Task directions →
Below are some records; give them all again exactly, but not the pictures.

(Recorded data)
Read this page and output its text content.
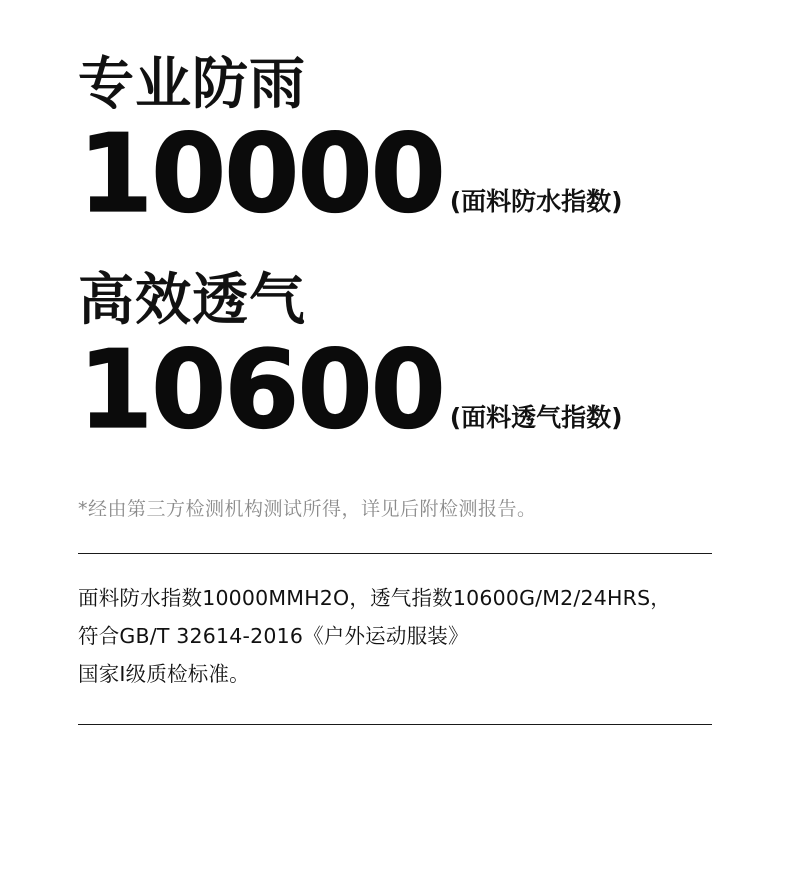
专业防雨
10000 (面料防水指数)
高效透气
10600 (面料透气指数)
*经由第三方检测机构测试所得，详见后附检测报告。

面料防水指数10000MMH2O，透气指数10600G/M2/24HRS，

符合GB/T 32614-2016《户外运动服装》

国家Ⅰ级质检标准。
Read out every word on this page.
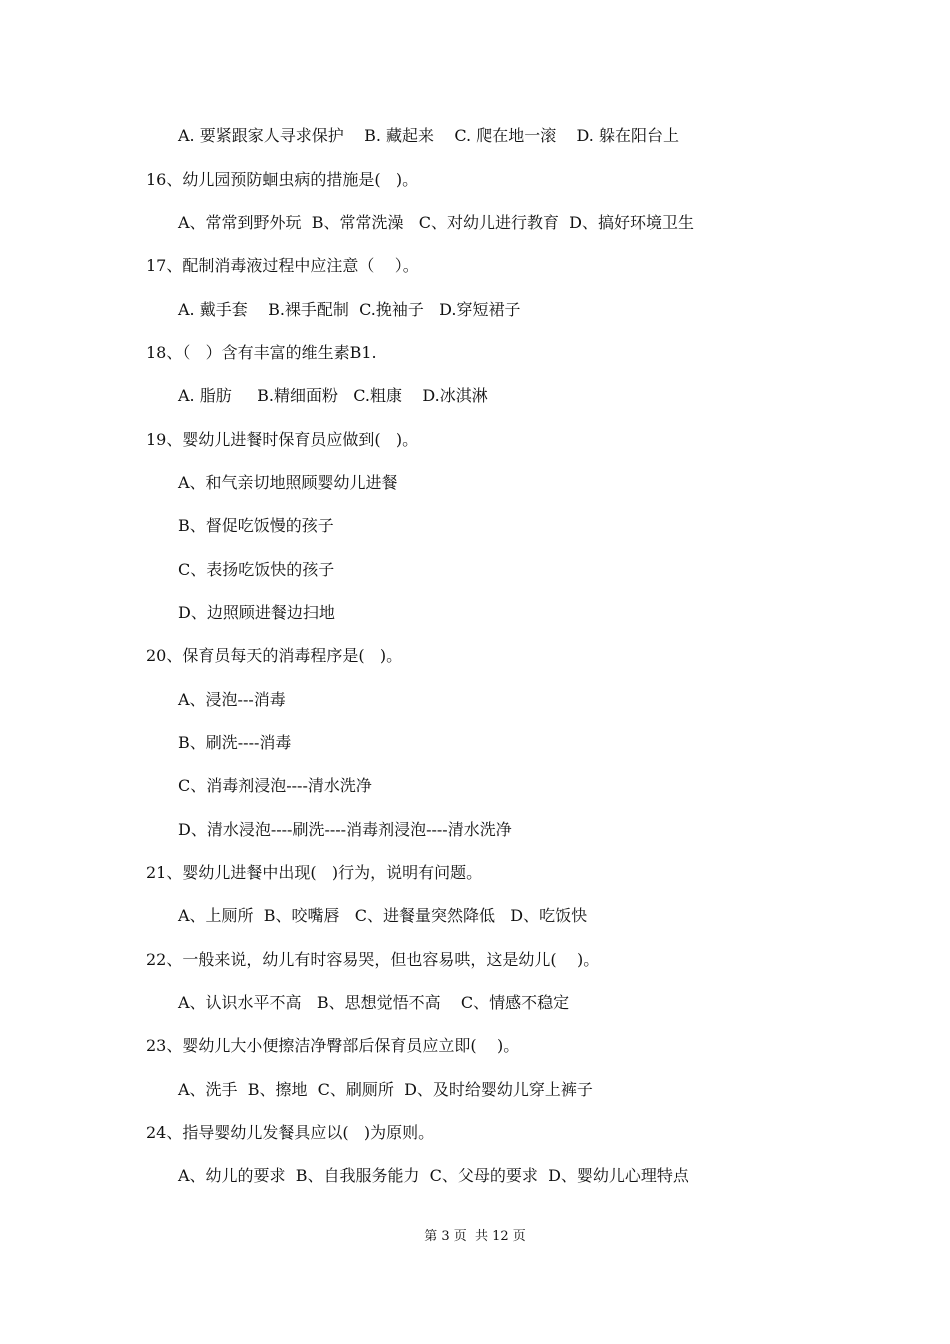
A. 要紧跟家人寻求保护    B. 藏起来    C. 爬在地一滚    D. 躲在阳台上
16、幼儿园预防蛔虫病的措施是(   )。
A、常常到野外玩  B、常常洗澡   C、对幼儿进行教育  D、搞好环境卫生
17、配制消毒液过程中应注意（    ）。
A. 戴手套    B.裸手配制  C.挽袖子   D.穿短裙子
18、（   ）含有丰富的维生素B1.
A. 脂肪     B.精细面粉   C.粗康    D.冰淇淋
19、婴幼儿进餐时保育员应做到(   )。
A、和气亲切地照顾婴幼儿进餐
B、督促吃饭慢的孩子
C、表扬吃饭快的孩子
D、边照顾进餐边扫地
20、保育员每天的消毒程序是(   )。
A、浸泡---消毒
B、刷洗----消毒
C、消毒剂浸泡----清水洗净
D、清水浸泡----刷洗----消毒剂浸泡----清水洗净
21、婴幼儿进餐中出现(   )行为，说明有问题。
A、上厕所  B、咬嘴唇   C、进餐量突然降低   D、吃饭快
22、一般来说，幼儿有时容易哭，但也容易哄，这是幼儿(    )。
A、认识水平不高   B、思想觉悟不高    C、情感不稳定
23、婴幼儿大小便擦洁净臀部后保育员应立即(    )。
A、洗手  B、擦地  C、刷厕所  D、及时给婴幼儿穿上裤子
24、指导婴幼儿发餐具应以(   )为原则。
A、幼儿的要求  B、自我服务能力  C、父母的要求  D、婴幼儿心理特点
第 3 页  共 12 页
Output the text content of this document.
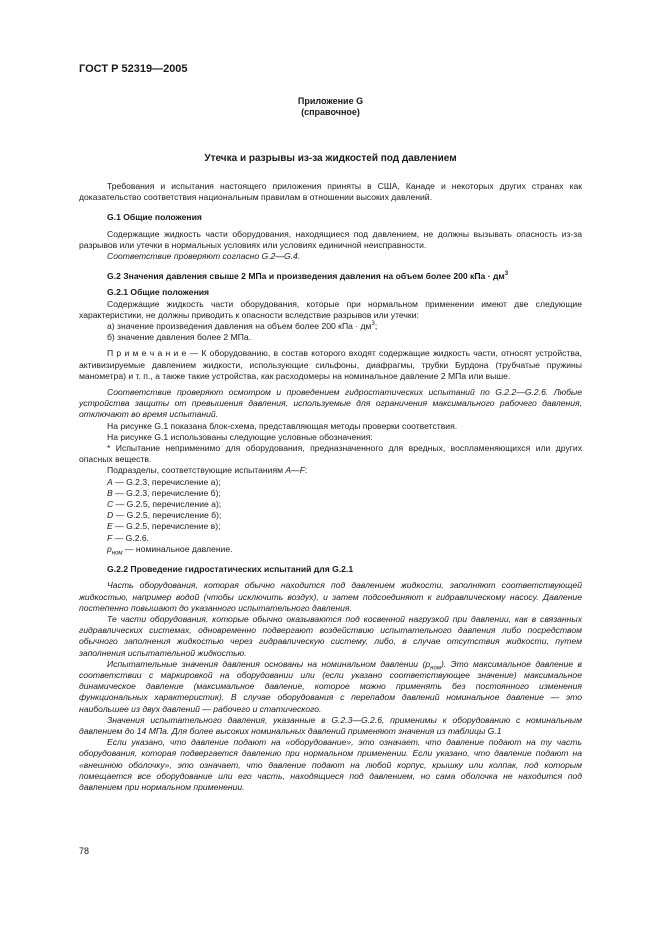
ГОСТ Р 52319—2005
Приложение G
(справочное)
Утечка и разрывы из-за жидкостей под давлением

Требования и испытания настоящего приложения приняты в США, Канаде и некоторых других странах как доказательство соответствия национальным правилам в отношении высоких давлений.

G.1 Общие положения

Содержащие жидкость части оборудования, находящиеся под давлением, не должны вызывать опасность из-за разрывов или утечки в нормальных условиях или условиях единичной неисправности.

Соответствие проверяют согласно G.2—G.4.

G.2 Значения давления свыше 2 МПа и произведения давления на объем более 200 кПа · $дм^3$

G.2.1 Общие положения

Содержащие жидкость части оборудования, которые при нормальном применении имеют две следующие характеристики, не должны приводить к опасности вследствие разрывов или утечки:

а) значение произведения давления на объем более 200 кПа · $дм^3$;

б) значение давления более 2 МПа.

П р и м е ч а н и е — К оборудованию, в состав которого входят содержащие жидкость части, относят устройства, активизируемые давлением жидкости, использующие сильфоны, диафрагмы, трубки Бурдона (трубчатые пружины манометра) и т. п., а также такие устройства, как расходомеры на номинальное давление 2 МПа или выше.

Соответствие проверяют осмотром и проведением гидростатических испытаний по G.2.2—G.2.6. Любые устройства защиты от превышения давления, используемые для ограничения максимального рабочего давления, отключают во время испытаний.

На рисунке G.1 показана блок-схема, представляющая методы проверки соответствия.

На рисунке G.1 использованы следующие условные обозначения:

* Испытание неприменимо для оборудования, предназначенного для вредных, воспламеняющихся или других опасных веществ.

Подразделы, соответствующие испытаниям A—F:

A — G.2.3, перечисление а);

B — G.2.3, перечисление б);

C — G.2.5, перечисление а);

D — G.2.5, перечисление б);

E — G.2.5, перечисление в);

F — G.2.6.

$p_{ном}$ — номинальное давление.

G.2.2 Проведение гидростатических испытаний для G.2.1

Часть оборудования, которая обычно находится под давлением жидкости, заполняют соответствующей жидкостью, например водой (чтобы исключить воздух), и затем подсоединяют к гидравлическому насосу. Давление постепенно повышают до указанного испытательного давления.

Те части оборудования, которые обычно оказываются под косвенной нагрузкой при давлении, как в связанных гидравлических системах, одновременно подвергают воздействию испытательного давления либо посредством обычного заполнения жидкостью через гидравлическую систему, либо, в случае отсутствия жидкости, путем заполнения испытательной жидкостью.

Испытательные значения давления основаны на номинальном давлении $(p_{ном})$. Это максимальное давление в соответствии с маркировкой на оборудовании или (если указано соответствующее значение) максимальное динамическое давление (максимальное давление, которое можно применять без постоянного изменения функциональных характеристик). В случае оборудования с перепадом давлений номинальное давление — это наибольшее из двух давлений — рабочего и статического.

Значения испытательного давления, указанные в G.2.3—G.2.6, применимы к оборудованию с номинальным давлением до 14 МПа. Для более высоких номинальных давлений применяют значения из таблицы G.1

Если указано, что давление подают на «оборудование», это означает, что давление подают на ту часть оборудования, которая подвергается давлению при нормальном применении. Если указано, что давление подают на «внешнюю оболочку», это означает, что давление подают на любой корпус, крышку или колпак, под которым помещается все оборудование или его часть, находящиеся под давлением, но сама оболочка не находится под давлением при нормальном применении.

78
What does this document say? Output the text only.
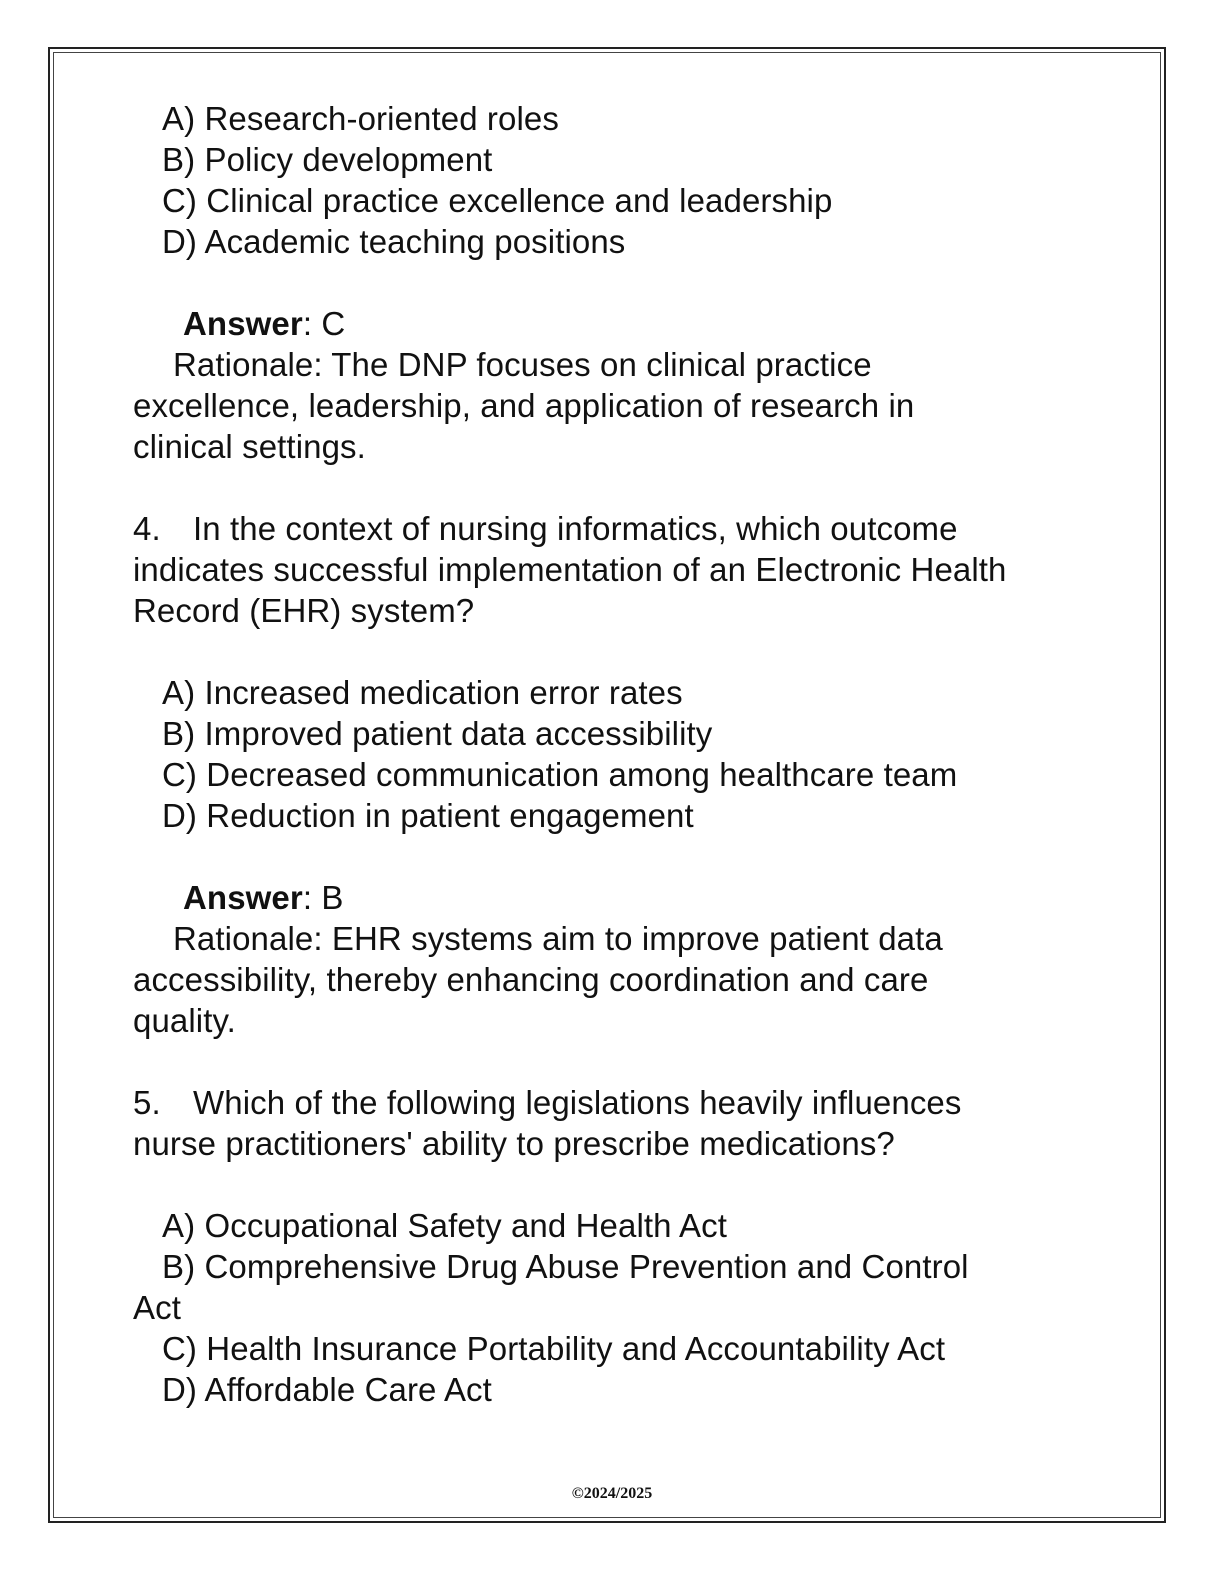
A) Research-oriented roles
B) Policy development
C) Clinical practice excellence and leadership
D) Academic teaching positions
Answer: C
Rationale: The DNP focuses on clinical practice
excellence, leadership, and application of research in
clinical settings.
4. In the context of nursing informatics, which outcome
indicates successful implementation of an Electronic Health
Record (EHR) system?
A) Increased medication error rates
B) Improved patient data accessibility
C) Decreased communication among healthcare team
D) Reduction in patient engagement
Answer: B
Rationale: EHR systems aim to improve patient data
accessibility, thereby enhancing coordination and care
quality.
5. Which of the following legislations heavily influences
nurse practitioners' ability to prescribe medications?
A) Occupational Safety and Health Act
B) Comprehensive Drug Abuse Prevention and Control
Act
C) Health Insurance Portability and Accountability Act
D) Affordable Care Act
©2024/2025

Reply to the exercise →
Read this page and output its text content.
专业防雨
10000 (面料防水指数)
高效透气
10600 (面料透气指数)
*经由第三方检测机构测试所得，详见后附检测报告。

面料防水指数10000MMH2O，透气指数10600G/M2/24HRS，

符合GB/T 32614-2016《户外运动服装》

国家Ⅰ级质检标准。
Read out every word on this page.
A. 要紧跟家人寻求保护    B. 藏起来    C. 爬在地一滚    D. 躲在阳台上
16、幼儿园预防蛔虫病的措施是(   )。
A、常常到野外玩  B、常常洗澡   C、对幼儿进行教育  D、搞好环境卫生
17、配制消毒液过程中应注意（    ）。
A. 戴手套    B.裸手配制  C.挽袖子   D.穿短裙子
18、（   ）含有丰富的维生素B1.
A. 脂肪     B.精细面粉   C.粗康    D.冰淇淋
19、婴幼儿进餐时保育员应做到(   )。
A、和气亲切地照顾婴幼儿进餐
B、督促吃饭慢的孩子
C、表扬吃饭快的孩子
D、边照顾进餐边扫地
20、保育员每天的消毒程序是(   )。
A、浸泡---消毒
B、刷洗----消毒
C、消毒剂浸泡----清水洗净
D、清水浸泡----刷洗----消毒剂浸泡----清水洗净
21、婴幼儿进餐中出现(   )行为，说明有问题。
A、上厕所  B、咬嘴唇   C、进餐量突然降低   D、吃饭快
22、一般来说，幼儿有时容易哭，但也容易哄，这是幼儿(    )。
A、认识水平不高   B、思想觉悟不高    C、情感不稳定
23、婴幼儿大小便擦洁净臀部后保育员应立即(    )。
A、洗手  B、擦地  C、刷厕所  D、及时给婴幼儿穿上裤子
24、指导婴幼儿发餐具应以(   )为原则。
A、幼儿的要求  B、自我服务能力  C、父母的要求  D、婴幼儿心理特点
第 3 页  共 12 页
Output the text content of this document.
ГОСТ Р 52319—2005
Приложение G
(справочное)
Утечка и разрывы из-за жидкостей под давлением

Требования и испытания настоящего приложения приняты в США, Канаде и некоторых других странах как доказательство соответствия национальным правилам в отношении высоких давлений.

G.1 Общие положения

Содержащие жидкость части оборудования, находящиеся под давлением, не должны вызывать опасность из-за разрывов или утечки в нормальных условиях или условиях единичной неисправности.

Соответствие проверяют согласно G.2—G.4.

G.2 Значения давления свыше 2 МПа и произведения давления на объем более 200 кПа · $дм^3$

G.2.1 Общие положения

Содержащие жидкость части оборудования, которые при нормальном применении имеют две следующие характеристики, не должны приводить к опасности вследствие разрывов или утечки:

а) значение произведения давления на объем более 200 кПа · $дм^3$;

б) значение давления более 2 МПа.

П р и м е ч а н и е — К оборудованию, в состав которого входят содержащие жидкость части, относят устройства, активизируемые давлением жидкости, использующие сильфоны, диафрагмы, трубки Бурдона (трубчатые пружины манометра) и т. п., а также такие устройства, как расходомеры на номинальное давление 2 МПа или выше.

Соответствие проверяют осмотром и проведением гидростатических испытаний по G.2.2—G.2.6. Любые устройства защиты от превышения давления, используемые для ограничения максимального рабочего давления, отключают во время испытаний.

На рисунке G.1 показана блок-схема, представляющая методы проверки соответствия.

На рисунке G.1 использованы следующие условные обозначения:

* Испытание неприменимо для оборудования, предназначенного для вредных, воспламеняющихся или других опасных веществ.

Подразделы, соответствующие испытаниям A—F:

A — G.2.3, перечисление а);

B — G.2.3, перечисление б);

C — G.2.5, перечисление а);

D — G.2.5, перечисление б);

E — G.2.5, перечисление в);

F — G.2.6.

$p_{ном}$ — номинальное давление.

G.2.2 Проведение гидростатических испытаний для G.2.1

Часть оборудования, которая обычно находится под давлением жидкости, заполняют соответствующей жидкостью, например водой (чтобы исключить воздух), и затем подсоединяют к гидравлическому насосу. Давление постепенно повышают до указанного испытательного давления.

Те части оборудования, которые обычно оказываются под косвенной нагрузкой при давлении, как в связанных гидравлических системах, одновременно подвергают воздействию испытательного давления либо посредством обычного заполнения жидкостью через гидравлическую систему, либо, в случае отсутствия жидкости, путем заполнения испытательной жидкостью.

Испытательные значения давления основаны на номинальном давлении $(p_{ном})$. Это максимальное давление в соответствии с маркировкой на оборудовании или (если указано соответствующее значение) максимальное динамическое давление (максимальное давление, которое можно применять без постоянного изменения функциональных характеристик). В случае оборудования с перепадом давлений номинальное давление — это наибольшее из двух давлений — рабочего и статического.

Значения испытательного давления, указанные в G.2.3—G.2.6, применимы к оборудованию с номинальным давлением до 14 МПа. Для более высоких номинальных давлений применяют значения из таблицы G.1

Если указано, что давление подают на «оборудование», это означает, что давление подают на ту часть оборудования, которая подвергается давлению при нормальном применении. Если указано, что давление подают на «внешнюю оболочку», это означает, что давление подают на любой корпус, крышку или колпак, под которым помещается все оборудование или его часть, находящиеся под давлением, но сама оболочка не находится под давлением при нормальном применении.

78
What does this document say? Output the text only.
A) Research-oriented roles
B) Policy development
C) Clinical practice excellence and leadership
D) Academic teaching positions
Answer: C
Rationale: The DNP focuses on clinical practice
excellence, leadership, and application of research in
clinical settings.
4. In the context of nursing informatics, which outcome
indicates successful implementation of an Electronic Health
Record (EHR) system?
A) Increased medication error rates
B) Improved patient data accessibility
C) Decreased communication among healthcare team
D) Reduction in patient engagement
Answer: B
Rationale: EHR systems aim to improve patient data
accessibility, thereby enhancing coordination and care
quality.
5. Which of the following legislations heavily influences
nurse practitioners' ability to prescribe medications?
A) Occupational Safety and Health Act
B) Comprehensive Drug Abuse Prevention and Control
Act
C) Health Insurance Portability and Accountability Act
D) Affordable Care Act
©2024/2025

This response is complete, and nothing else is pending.